- 課題一覧
1 – 「エマオ」開館20周年の記事について、次の問いに答えてください。
(a) 20周年記念誌はいつ発刊されましたか。
(b) 同センターは何年何月何日にオープンしましたか。
(c) 東日本大震災の際、「エマオ」は何の活動拠点として用いられましたか。
2 – 「エマオ」開館20周年の記事を、最後の文の後から書き継いでください。

- 文書本文
§

日本基督教団東北教区センター「エマオ」開館20周年 記念誌を発刊

日本基督教団東北教区センター「エマオ」(仙台市青葉区)は、2022年10月に開館20周年を迎えた。それを記念し、これまでの歩みをまとめた20周年記念誌が、昨年12月に発刊された。歴代館長をはじめ、東北教区センターにかかわった人たちの思いなど20年間にわたる歴史が刻まれている。

同センターは、米国の宣教派遣団体である米国合同教会から、土地と資金の提供を受け、2001年10月1日にオープンした。鉄筋コンクリート造りの3階建の1階には、仙台青年学生センター、教区センター受付、2階に講座のための研修室、3階には大小会議室、教区事務所がある。また、これらとはで区切られた形でテナントのための部屋が5つ設けられており、様々な人々の出会いと交流の場として、広い世代層をつなぐ役割、世界や社会に目を向けてアンテナを張る役割などを担う建物となっている。

開館10周年を迎えた年に東日本大震災が発生。それまで、欠陥の多い建物として運営委員会を悩ませてきた「エマオ」だったが、災害時には、東北教区被災者支援センターの活動拠点として最大限に用いられ、被災者支援のために大きな役割を果たした。当時を知とる関係者は、「震災直後から被災者支援センターの受け入れと協力は、思いを越えた出来事だった」と話す。

§

- 提供資料

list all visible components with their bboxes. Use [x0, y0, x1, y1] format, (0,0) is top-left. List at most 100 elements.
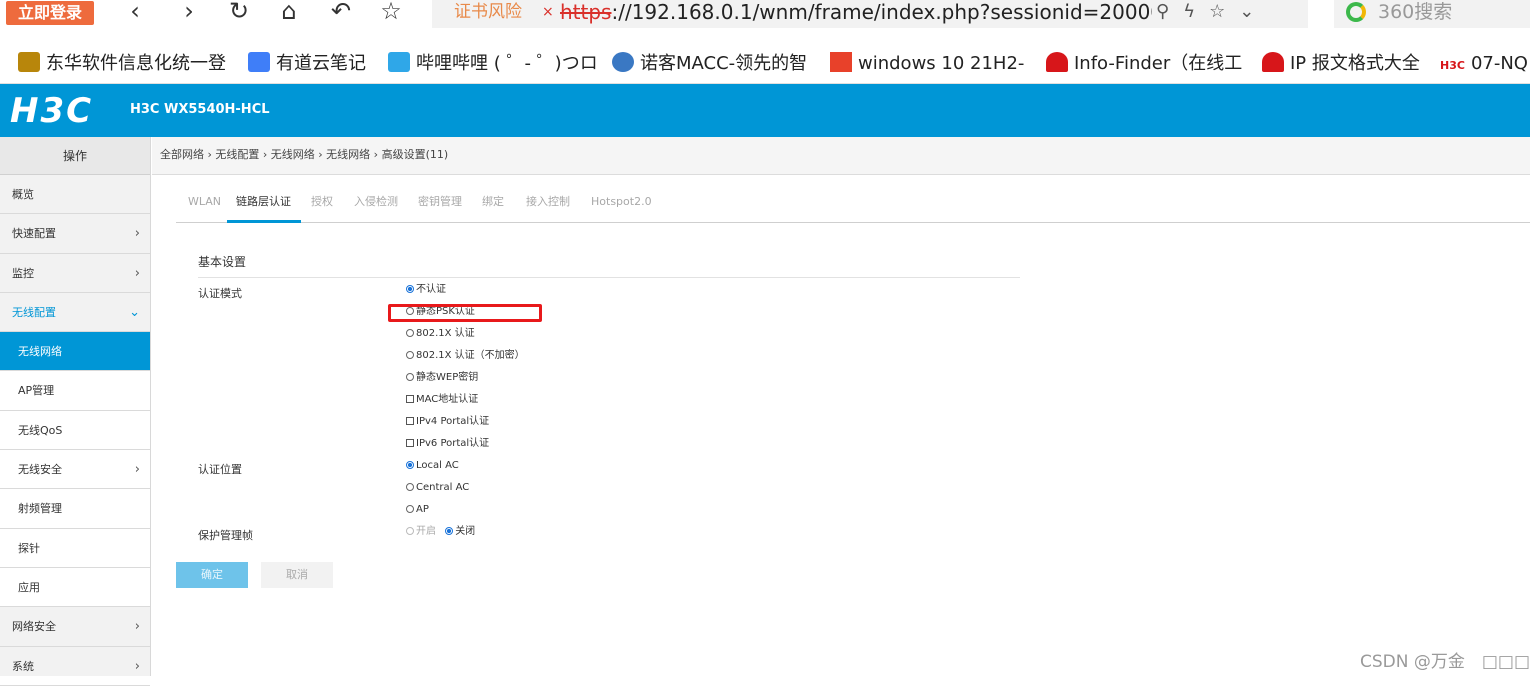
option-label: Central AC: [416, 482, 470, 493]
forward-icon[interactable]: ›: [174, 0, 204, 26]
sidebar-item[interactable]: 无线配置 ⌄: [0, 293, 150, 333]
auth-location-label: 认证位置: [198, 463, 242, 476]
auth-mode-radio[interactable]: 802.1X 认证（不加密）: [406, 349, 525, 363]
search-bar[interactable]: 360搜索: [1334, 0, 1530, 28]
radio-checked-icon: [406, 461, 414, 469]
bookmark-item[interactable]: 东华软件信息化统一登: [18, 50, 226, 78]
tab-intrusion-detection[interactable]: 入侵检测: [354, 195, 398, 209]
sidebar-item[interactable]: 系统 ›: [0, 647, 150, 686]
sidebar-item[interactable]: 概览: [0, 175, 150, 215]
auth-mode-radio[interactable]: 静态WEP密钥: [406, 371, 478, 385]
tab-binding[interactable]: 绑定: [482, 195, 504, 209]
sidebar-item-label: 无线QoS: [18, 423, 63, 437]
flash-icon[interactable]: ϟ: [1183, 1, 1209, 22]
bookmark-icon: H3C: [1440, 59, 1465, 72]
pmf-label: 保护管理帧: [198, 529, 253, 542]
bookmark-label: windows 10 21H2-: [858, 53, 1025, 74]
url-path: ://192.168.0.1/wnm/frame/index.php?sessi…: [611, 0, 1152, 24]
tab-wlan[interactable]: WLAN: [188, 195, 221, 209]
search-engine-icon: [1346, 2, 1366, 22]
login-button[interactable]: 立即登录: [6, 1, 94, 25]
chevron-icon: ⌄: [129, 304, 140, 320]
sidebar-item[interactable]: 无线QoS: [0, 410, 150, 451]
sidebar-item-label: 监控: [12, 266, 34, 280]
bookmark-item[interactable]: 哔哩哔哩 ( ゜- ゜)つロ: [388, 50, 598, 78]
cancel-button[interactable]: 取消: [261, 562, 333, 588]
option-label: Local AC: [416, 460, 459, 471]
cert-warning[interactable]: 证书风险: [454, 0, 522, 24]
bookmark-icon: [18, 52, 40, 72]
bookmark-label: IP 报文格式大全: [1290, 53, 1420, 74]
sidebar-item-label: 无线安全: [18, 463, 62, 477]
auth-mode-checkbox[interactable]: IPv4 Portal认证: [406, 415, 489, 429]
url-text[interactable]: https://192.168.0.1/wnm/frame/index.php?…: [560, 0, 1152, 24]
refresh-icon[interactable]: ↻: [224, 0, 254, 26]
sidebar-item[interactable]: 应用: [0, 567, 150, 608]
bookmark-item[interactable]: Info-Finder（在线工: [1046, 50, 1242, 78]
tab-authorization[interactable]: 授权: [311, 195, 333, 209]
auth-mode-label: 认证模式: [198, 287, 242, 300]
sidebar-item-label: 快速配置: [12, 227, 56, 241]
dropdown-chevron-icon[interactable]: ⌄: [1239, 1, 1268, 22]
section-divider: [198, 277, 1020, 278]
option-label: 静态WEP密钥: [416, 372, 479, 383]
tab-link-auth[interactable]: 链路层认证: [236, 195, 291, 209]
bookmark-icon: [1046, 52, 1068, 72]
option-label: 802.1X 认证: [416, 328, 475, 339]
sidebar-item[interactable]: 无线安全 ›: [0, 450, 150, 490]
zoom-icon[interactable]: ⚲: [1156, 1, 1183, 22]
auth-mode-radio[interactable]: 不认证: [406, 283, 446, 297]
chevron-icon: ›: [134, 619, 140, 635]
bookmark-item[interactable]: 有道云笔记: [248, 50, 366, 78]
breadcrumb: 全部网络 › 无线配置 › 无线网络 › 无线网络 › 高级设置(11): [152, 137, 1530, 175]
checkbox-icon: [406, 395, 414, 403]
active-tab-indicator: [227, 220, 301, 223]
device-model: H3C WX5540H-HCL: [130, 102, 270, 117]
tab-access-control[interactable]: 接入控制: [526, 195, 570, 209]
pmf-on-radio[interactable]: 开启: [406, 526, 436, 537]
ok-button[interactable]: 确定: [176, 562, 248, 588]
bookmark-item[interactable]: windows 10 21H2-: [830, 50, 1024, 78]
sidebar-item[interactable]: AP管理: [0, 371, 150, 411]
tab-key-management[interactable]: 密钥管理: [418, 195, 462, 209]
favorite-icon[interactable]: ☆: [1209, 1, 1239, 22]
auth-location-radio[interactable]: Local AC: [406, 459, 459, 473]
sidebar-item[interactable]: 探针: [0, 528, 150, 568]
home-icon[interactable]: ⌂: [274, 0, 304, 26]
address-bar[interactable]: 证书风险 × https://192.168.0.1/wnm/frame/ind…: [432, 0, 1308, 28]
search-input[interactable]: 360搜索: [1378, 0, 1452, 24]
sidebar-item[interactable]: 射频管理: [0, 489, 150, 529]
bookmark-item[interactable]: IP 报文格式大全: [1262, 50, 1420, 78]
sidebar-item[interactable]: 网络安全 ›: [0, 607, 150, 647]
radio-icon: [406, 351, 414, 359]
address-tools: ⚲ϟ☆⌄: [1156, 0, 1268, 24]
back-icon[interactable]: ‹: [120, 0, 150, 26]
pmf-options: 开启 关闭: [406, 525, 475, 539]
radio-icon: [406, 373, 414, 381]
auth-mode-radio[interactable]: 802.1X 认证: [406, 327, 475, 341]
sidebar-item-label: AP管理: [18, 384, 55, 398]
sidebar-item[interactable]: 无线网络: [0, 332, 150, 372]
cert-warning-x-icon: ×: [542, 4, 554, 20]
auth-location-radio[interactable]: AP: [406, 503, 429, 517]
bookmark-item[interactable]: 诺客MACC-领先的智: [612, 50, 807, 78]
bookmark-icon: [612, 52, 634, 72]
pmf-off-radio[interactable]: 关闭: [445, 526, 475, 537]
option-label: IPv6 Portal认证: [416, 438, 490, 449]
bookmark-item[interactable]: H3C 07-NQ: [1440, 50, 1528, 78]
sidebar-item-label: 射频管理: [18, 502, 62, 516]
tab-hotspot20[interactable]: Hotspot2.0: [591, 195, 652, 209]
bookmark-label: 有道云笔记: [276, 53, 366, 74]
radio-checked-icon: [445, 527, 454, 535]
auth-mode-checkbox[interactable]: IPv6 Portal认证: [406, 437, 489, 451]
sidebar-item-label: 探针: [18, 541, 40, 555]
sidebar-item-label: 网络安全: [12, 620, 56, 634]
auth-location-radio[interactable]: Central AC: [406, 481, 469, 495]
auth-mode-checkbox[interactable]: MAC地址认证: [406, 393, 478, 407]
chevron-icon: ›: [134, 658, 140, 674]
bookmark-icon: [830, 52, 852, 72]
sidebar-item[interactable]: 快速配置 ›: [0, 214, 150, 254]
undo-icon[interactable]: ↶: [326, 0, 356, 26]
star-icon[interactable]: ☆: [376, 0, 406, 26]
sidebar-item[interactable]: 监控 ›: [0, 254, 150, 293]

§

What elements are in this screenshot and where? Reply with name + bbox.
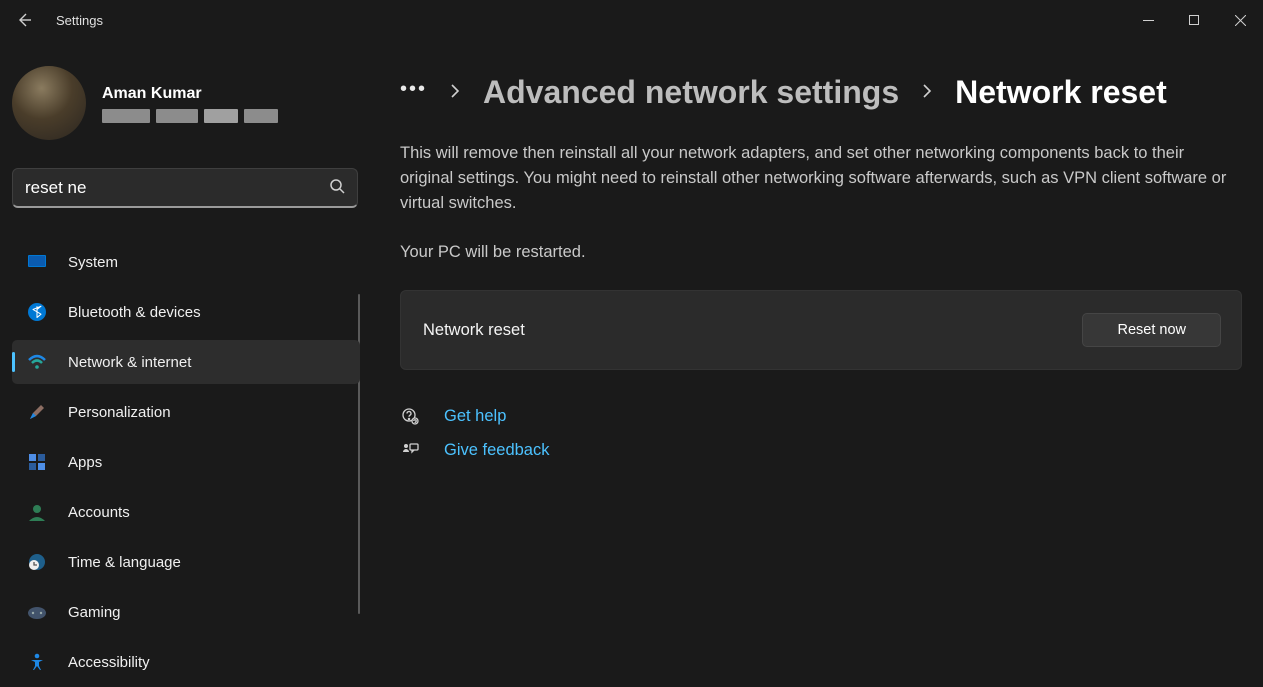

§

- 各課題の解答
1 –
(a) 昨年12月
(b) 2001年10月1日
(c) 東北教区被災者支援センター

2 –
13年には、「人格なき社団」という法的な立場で、日本基督教団の関係団体となり、新センターを設立。その後、仙台学生センターの活動を継承してきた青年・学生センターが活動を休止し、新型コロナウィルス感染症拡大など、厳しい状況の中ではあったが、教会の活動をサポートできるよう、地域社会とつながることを目指して活動してきた。

それらの活動の中でもユニークなのが、14年から行っているリードオルガン修理。リードオルガンの修理・奏法講習会を開催し、その後、講習会に参加した有志が熱心に研究を重ね、エマオを会場に修理活動を行っている。修理・調整に関わった教会・施設は40か所以上になる。

同誌の編集後記では、これまでを振り返り次のように語られている。

これからの10年、20年にはさらなる困難と向き合うこともあろうかと思います。このセンターが建設された時の祈りや理念を忘れることなく、神さまの御心を常に尋(たず)ね求めつつ、復活のイエス・キリストと多くの人とが出会う場である事を願っています。

「エマオ」は、聖書に出てくる地名。復活の主を見出せない弟子たちと一緒に歩んでくださったイエス様が歩いた道が、エマオへの道だった。(新約聖書ルカによる福音書24章13節以下)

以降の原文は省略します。